Stated goal: Wherever the string "icon" appears, copy the whole line.
**** Listed records ****
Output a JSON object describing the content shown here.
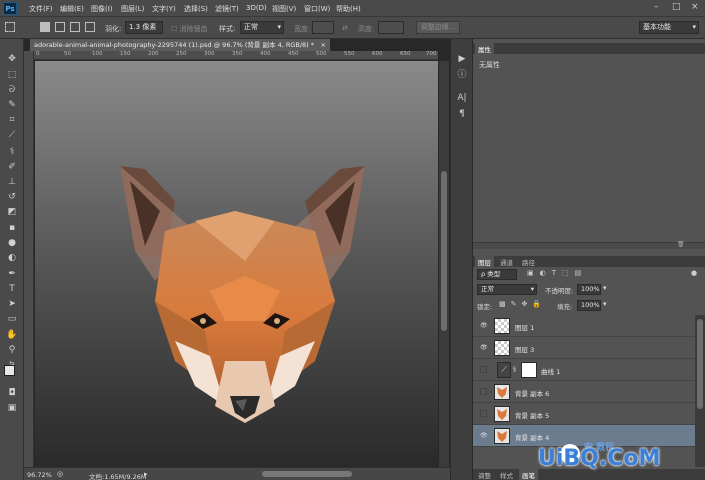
{
  "menubar": {
    "logo": "Ps",
    "items": [
      "文件(F)",
      "编辑(E)",
      "图像(I)",
      "图层(L)",
      "文字(Y)",
      "选择(S)",
      "滤镜(T)",
      "3D(D)",
      "视图(V)",
      "窗口(W)",
      "帮助(H)"
    ],
    "min": "–",
    "max": "□",
    "close": "×"
  },
  "options": {
    "feather_label": "羽化:",
    "feather_value": "1.3 像素",
    "antialias": "消除锯齿",
    "style_label": "样式:",
    "style_value": "正常",
    "width_label": "宽度:",
    "height_label": "高度:",
    "refine_edge": "调整边缘...",
    "workspace": "基本功能"
  },
  "document": {
    "tab_title": "adorable-animal-animal-photography-2295744 (1).psd @ 96.7% (背景 副本 4, RGB/8) *",
    "close": "×",
    "ruler_labels": [
      "0",
      "50",
      "100",
      "150",
      "200",
      "250",
      "300",
      "350",
      "400",
      "450",
      "500",
      "550",
      "600",
      "650",
      "700"
    ],
    "zoom": "96.72%",
    "doc_info": "文档:1.65M/9.26M"
  },
  "properties": {
    "tab": "属性",
    "content": "无属性"
  },
  "layers_panel": {
    "tabs": [
      "图层",
      "通道",
      "路径"
    ],
    "filter": "ρ 类型",
    "blend_mode": "正常",
    "opacity_label": "不透明度:",
    "opacity_value": "100%",
    "lock_label": "锁定:",
    "fill_label": "填充:",
    "fill_value": "100%",
    "layers": [
      {
        "name": "图层 1",
        "visible": true
      },
      {
        "name": "图层 3",
        "visible": true
      },
      {
        "name": "曲线 1",
        "visible": false
      },
      {
        "name": "背景 副本 6",
        "visible": false
      },
      {
        "name": "背景 副本 5",
        "visible": false
      },
      {
        "name": "背景 副本 4",
        "visible": true
      }
    ]
  },
  "bottom_tabs": [
    "调整",
    "样式",
    "画笔"
  ],
  "watermark": {
    "text": "UiBQ.CoM",
    "subtext": "安 教程"
  }
}
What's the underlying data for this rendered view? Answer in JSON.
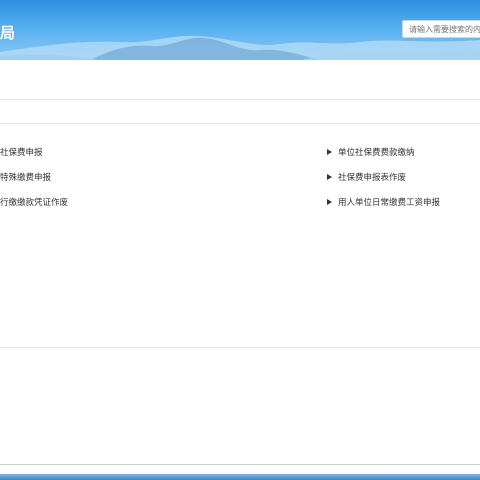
{
  "header": {
    "title": "局",
    "search_placeholder": "请输入需要搜索的内容"
  },
  "links": {
    "left": [
      "社保费申报",
      "特殊缴费申报",
      "行缴缴款凭证作废"
    ],
    "right": [
      "单位社保费费款缴纳",
      "社保费申报表作废",
      "用人单位日常缴费工资申报"
    ]
  },
  "colors": {
    "header_top": "#2f8ee0",
    "header_bottom": "#8ccaf6",
    "text": "#333333"
  }
}
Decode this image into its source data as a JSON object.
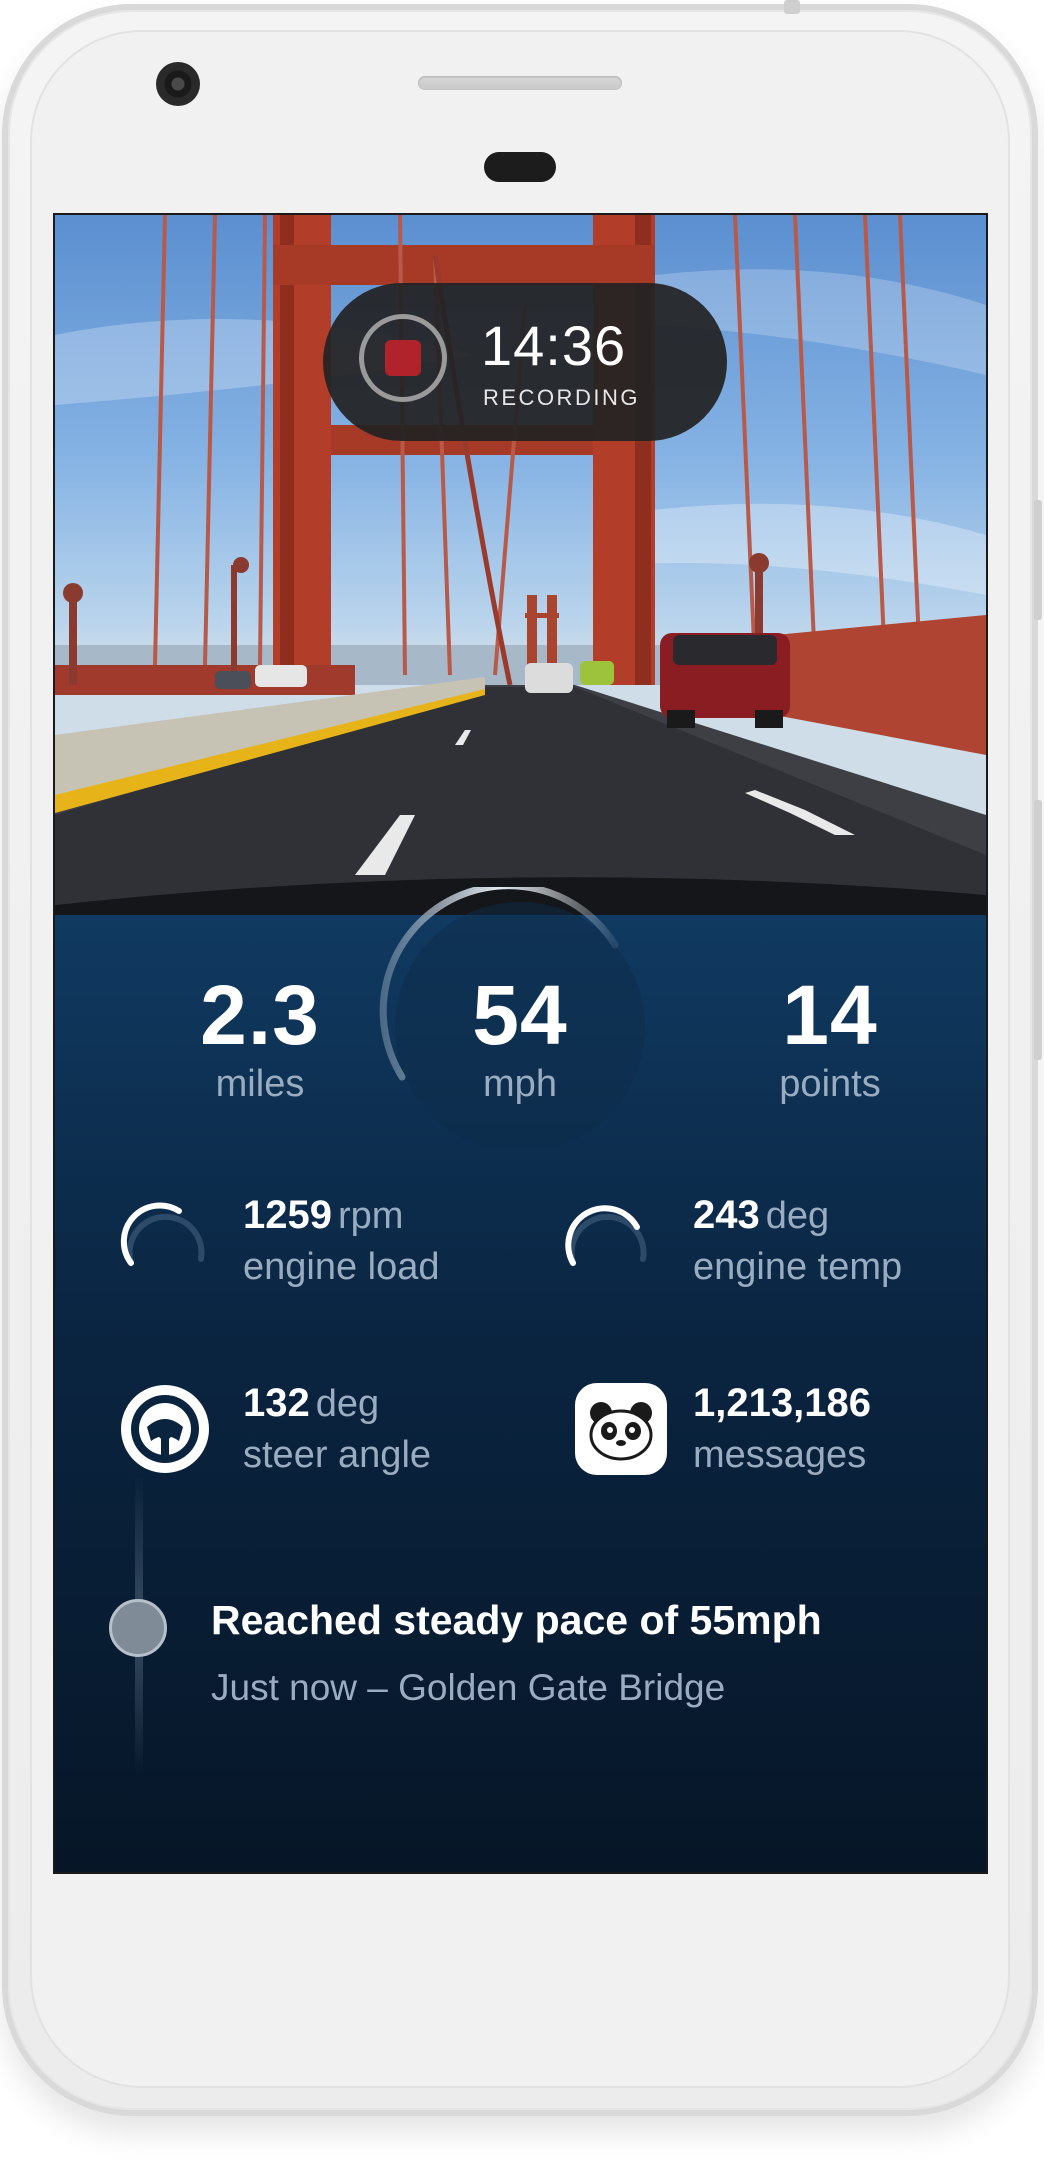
{
  "recording": {
    "time": "14:36",
    "label": "RECORDING",
    "record_color": "#b0232a"
  },
  "stats": {
    "distance": {
      "value": "2.3",
      "unit": "miles"
    },
    "speed": {
      "value": "54",
      "unit": "mph"
    },
    "score": {
      "value": "14",
      "unit": "points"
    }
  },
  "metrics": {
    "engine_load": {
      "value": "1259",
      "unit": "rpm",
      "label": "engine load",
      "icon": "engine-load-gauge-icon"
    },
    "engine_temp": {
      "value": "243",
      "unit": "deg",
      "label": "engine temp",
      "icon": "engine-temp-gauge-icon"
    },
    "steer_angle": {
      "value": "132",
      "unit": "deg",
      "label": "steer angle",
      "icon": "steering-wheel-icon"
    },
    "messages": {
      "value": "1,213,186",
      "label": "messages",
      "icon": "panda-icon"
    }
  },
  "event": {
    "title": "Reached steady pace of 55mph",
    "subtitle": "Just now – Golden Gate Bridge"
  },
  "colors": {
    "dashboard_top": "#103a61",
    "dashboard_bottom": "#061627",
    "muted_text": "#9aacbf",
    "bridge_red": "#b8402e"
  }
}
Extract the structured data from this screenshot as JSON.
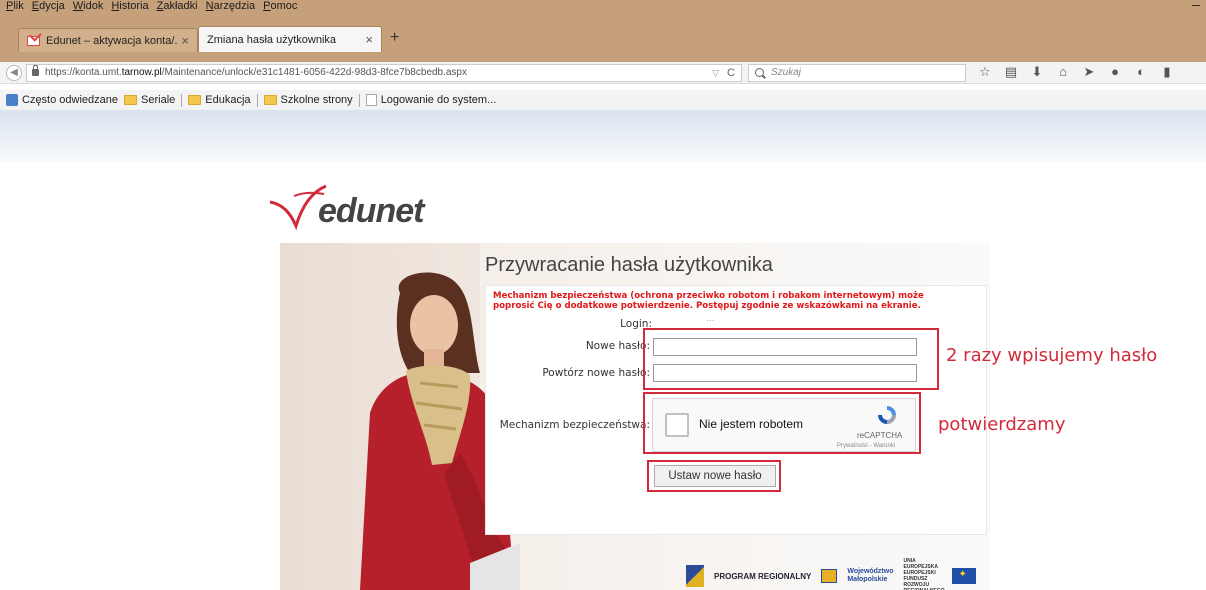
****
Exercise output:
      "icon": "engine-load-gauge-icon"
      "icon": "engine-temp-gauge-icon"
      "icon": "steering-wheel-icon"
      "icon": "panda-icon"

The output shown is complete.